═══ THE RECORDS ═══

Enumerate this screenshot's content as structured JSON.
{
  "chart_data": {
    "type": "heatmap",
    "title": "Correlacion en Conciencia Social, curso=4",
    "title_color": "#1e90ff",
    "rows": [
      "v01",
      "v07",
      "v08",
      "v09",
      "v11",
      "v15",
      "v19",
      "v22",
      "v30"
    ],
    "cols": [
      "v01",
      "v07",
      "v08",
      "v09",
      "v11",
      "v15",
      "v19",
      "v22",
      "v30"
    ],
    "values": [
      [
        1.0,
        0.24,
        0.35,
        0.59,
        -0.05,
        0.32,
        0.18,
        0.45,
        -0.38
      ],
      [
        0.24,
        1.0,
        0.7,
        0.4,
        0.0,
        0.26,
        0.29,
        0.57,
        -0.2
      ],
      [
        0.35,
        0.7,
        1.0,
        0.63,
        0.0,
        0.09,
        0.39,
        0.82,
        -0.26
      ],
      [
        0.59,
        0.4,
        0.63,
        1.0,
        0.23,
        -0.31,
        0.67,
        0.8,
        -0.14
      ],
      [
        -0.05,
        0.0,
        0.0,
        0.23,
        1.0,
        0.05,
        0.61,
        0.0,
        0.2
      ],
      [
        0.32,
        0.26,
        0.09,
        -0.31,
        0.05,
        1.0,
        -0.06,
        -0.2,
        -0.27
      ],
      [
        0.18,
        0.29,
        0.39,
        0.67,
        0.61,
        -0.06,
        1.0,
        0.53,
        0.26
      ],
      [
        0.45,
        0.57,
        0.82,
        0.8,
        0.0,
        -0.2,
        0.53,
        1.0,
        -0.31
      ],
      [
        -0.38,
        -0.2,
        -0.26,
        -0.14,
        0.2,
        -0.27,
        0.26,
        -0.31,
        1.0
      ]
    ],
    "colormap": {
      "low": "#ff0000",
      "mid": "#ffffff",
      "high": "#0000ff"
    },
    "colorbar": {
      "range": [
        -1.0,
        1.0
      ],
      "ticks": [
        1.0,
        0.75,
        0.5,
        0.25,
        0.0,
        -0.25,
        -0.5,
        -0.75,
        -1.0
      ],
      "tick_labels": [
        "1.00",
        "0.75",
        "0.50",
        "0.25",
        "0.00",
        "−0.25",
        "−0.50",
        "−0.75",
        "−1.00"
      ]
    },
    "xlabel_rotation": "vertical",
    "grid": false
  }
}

═══

YOUR INSTRUCTIONS:
Repeat the listing exactly, from its first line to its last.

REPLY TO THE EXERCISE:
Enumerate this screenshot's content as structured JSON.
{
  "chart_data": {
    "type": "heatmap",
    "title": "Correlacion en Conciencia Social, curso=4",
    "title_color": "#1e90ff",
    "rows": [
      "v01",
      "v07",
      "v08",
      "v09",
      "v11",
      "v15",
      "v19",
      "v22",
      "v30"
    ],
    "cols": [
      "v01",
      "v07",
      "v08",
      "v09",
      "v11",
      "v15",
      "v19",
      "v22",
      "v30"
    ],
    "values": [
      [
        1.0,
        0.24,
        0.35,
        0.59,
        -0.05,
        0.32,
        0.18,
        0.45,
        -0.38
      ],
      [
        0.24,
        1.0,
        0.7,
        0.4,
        0.0,
        0.26,
        0.29,
        0.57,
        -0.2
      ],
      [
        0.35,
        0.7,
        1.0,
        0.63,
        0.0,
        0.09,
        0.39,
        0.82,
        -0.26
      ],
      [
        0.59,
        0.4,
        0.63,
        1.0,
        0.23,
        -0.31,
        0.67,
        0.8,
        -0.14
      ],
      [
        -0.05,
        0.0,
        0.0,
        0.23,
        1.0,
        0.05,
        0.61,
        0.0,
        0.2
      ],
      [
        0.32,
        0.26,
        0.09,
        -0.31,
        0.05,
        1.0,
        -0.06,
        -0.2,
        -0.27
      ],
      [
        0.18,
        0.29,
        0.39,
        0.67,
        0.61,
        -0.06,
        1.0,
        0.53,
        0.26
      ],
      [
        0.45,
        0.57,
        0.82,
        0.8,
        0.0,
        -0.2,
        0.53,
        1.0,
        -0.31
      ],
      [
        -0.38,
        -0.2,
        -0.26,
        -0.14,
        0.2,
        -0.27,
        0.26,
        -0.31,
        1.0
      ]
    ],
    "colormap": {
      "low": "#ff0000",
      "mid": "#ffffff",
      "high": "#0000ff"
    },
    "colorbar": {
      "range": [
        -1.0,
        1.0
      ],
      "ticks": [
        1.0,
        0.75,
        0.5,
        0.25,
        0.0,
        -0.25,
        -0.5,
        -0.75,
        -1.0
      ],
      "tick_labels": [
        "1.00",
        "0.75",
        "0.50",
        "0.25",
        "0.00",
        "−0.25",
        "−0.50",
        "−0.75",
        "−1.00"
      ]
    },
    "xlabel_rotation": "vertical",
    "grid": false
  }
}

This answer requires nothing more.